» Task goal
Locate each line containing the string "بردار" and copy it out.

» Records for the task

____

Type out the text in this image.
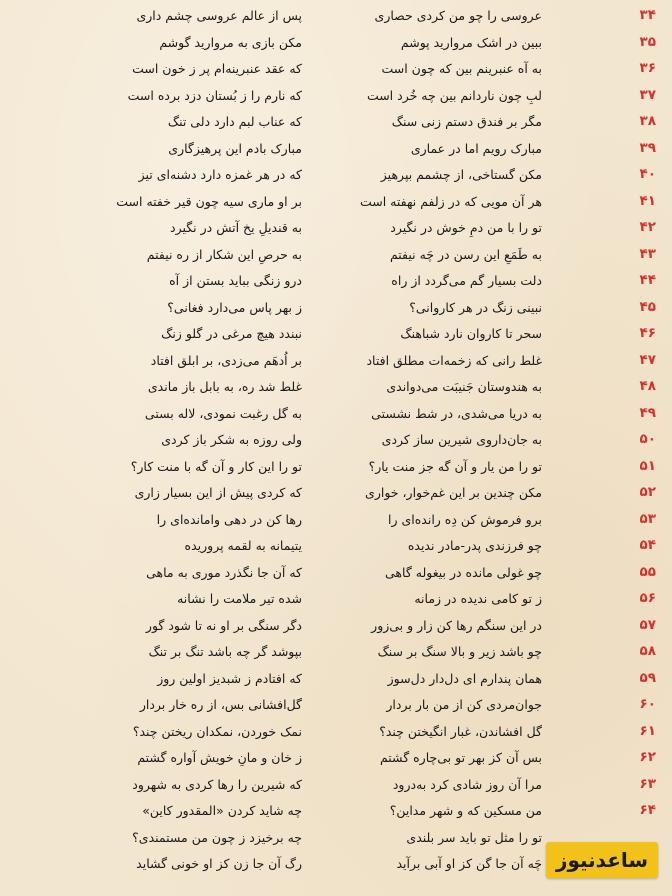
۳۴
عروسی را چو من کردی حصاری
پس از عالم عروسی چشم داری
۳۵
ببین در اشک مروارید پوشم
مکن بازی به مروارید گوشم
۳۶
به آه عنبرینم بین که چون است
که عقد عنبرینه‌ام پر ز خون است
۳۷
لبِ چون ناردانم بین چه خُرد است
که نارم را ز بُستان دزد برده است
۳۸
مگر بر فندق دستم زنی سنگ
که عناب لبم دارد دلی تنگ
۳۹
مبارک رویم اما در عماری
مبارک بادم این پرهیزگاری
۴۰
مکن گستاخی، از چشمم بپرهیز
که در هر غمزه دارد دشنه‌ای تیز
۴۱
هر آن مویی که در زلفم نهفته است
بر او ماری سیه چون قیر خفته است
۴۲
تو را با من دمِ خوش در نگیرد
به قندیلِ یخ آتش در نگیرد
۴۳
به طَمَعِ این رسن در چَه نیفتم
به حرصِ این شکار از ره نیفتم
۴۴
دلت بسیار گم می‌گردد از راه
درو زنگی بباید بستن از آه
۴۵
نبینی زنگ در هر کاروانی؟
ز بهر پاس می‌دارد فغانی؟
۴۶
سحر تا کاروان نارد شباهنگ
نبندد هیچ مرغی در گلو زنگ
۴۷
غلط رانی که زخمه‌ات مطلق افتاد
بر اُدهَم می‌زدی، بر ابلق افتاد
۴۸
به هندوستان جَنیبَت می‌دواندی
غلط شد ره، به بابل باز ماندی
۴۹
به دریا می‌شدی، در شط نشستی
به گل رغبت نمودی، لاله بستی
۵۰
به جان‌داروی شیرین ساز کردی
ولی روزه به شکر باز کردی
۵۱
تو را من یار و آن گه جز منت یار؟
تو را این کار و آن گه با منت کار؟
۵۲
مکن چندین بر این غم‌خوار، خواری
که کردی پیش از این بسیار زاری
۵۳
برو فرموش کن دِه رانده‌ای را
رها کن در دهی وامانده‌ای را
۵۴
چو فرزندی پدر-مادر ندیده
یتیمانه به لقمه پروریده
۵۵
چو غولی مانده در بیغوله گاهی
که آن جا نگذرد موری به ماهی
۵۶
ز تو کامی ندیده در زمانه
شده تیر ملامت را نشانه
۵۷
در این سنگم رها کن زار و بی‌زور
دگر سنگی بر او نه تا شود گور
۵۸
چو باشد زیر و بالا سنگ بر سنگ
بپوشد گر چه باشد تنگ بر تنگ
۵۹
همان پندارم ای دل‌دار دل‌سوز
که افتادم ز شبدیز اولین روز
۶۰
جوان‌مردی کن از من بار بردار
گل‌افشانی بس، از ره خار بردار
۶۱
گل افشاندن، غبار انگیختن چند؟
نمک خوردن، نمکدان ریختن چند؟
۶۲
بس آن کز بهر تو بی‌چاره گشتم
ز خان و مانِ خویش آواره گشتم
۶۳
مرا آن روز شادی کرد به‌درود
که شیرین را رها کردی به شهرود
۶۴
من مسکین که و شهر مداین؟
چه شاید کردن «المقدور کاین»
تو را مثل تو باید سر بلندی
چه برخیزد ز چون من مستمندی؟
چَه آن جا گن کز او آبی برآید
رگ آن جا زن کز او خونی گشاید	ساعدنیوز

____

» Answer below
جوان‌مردی کن از من بار بردار
گل‌افشانی بس، از ره خار بردار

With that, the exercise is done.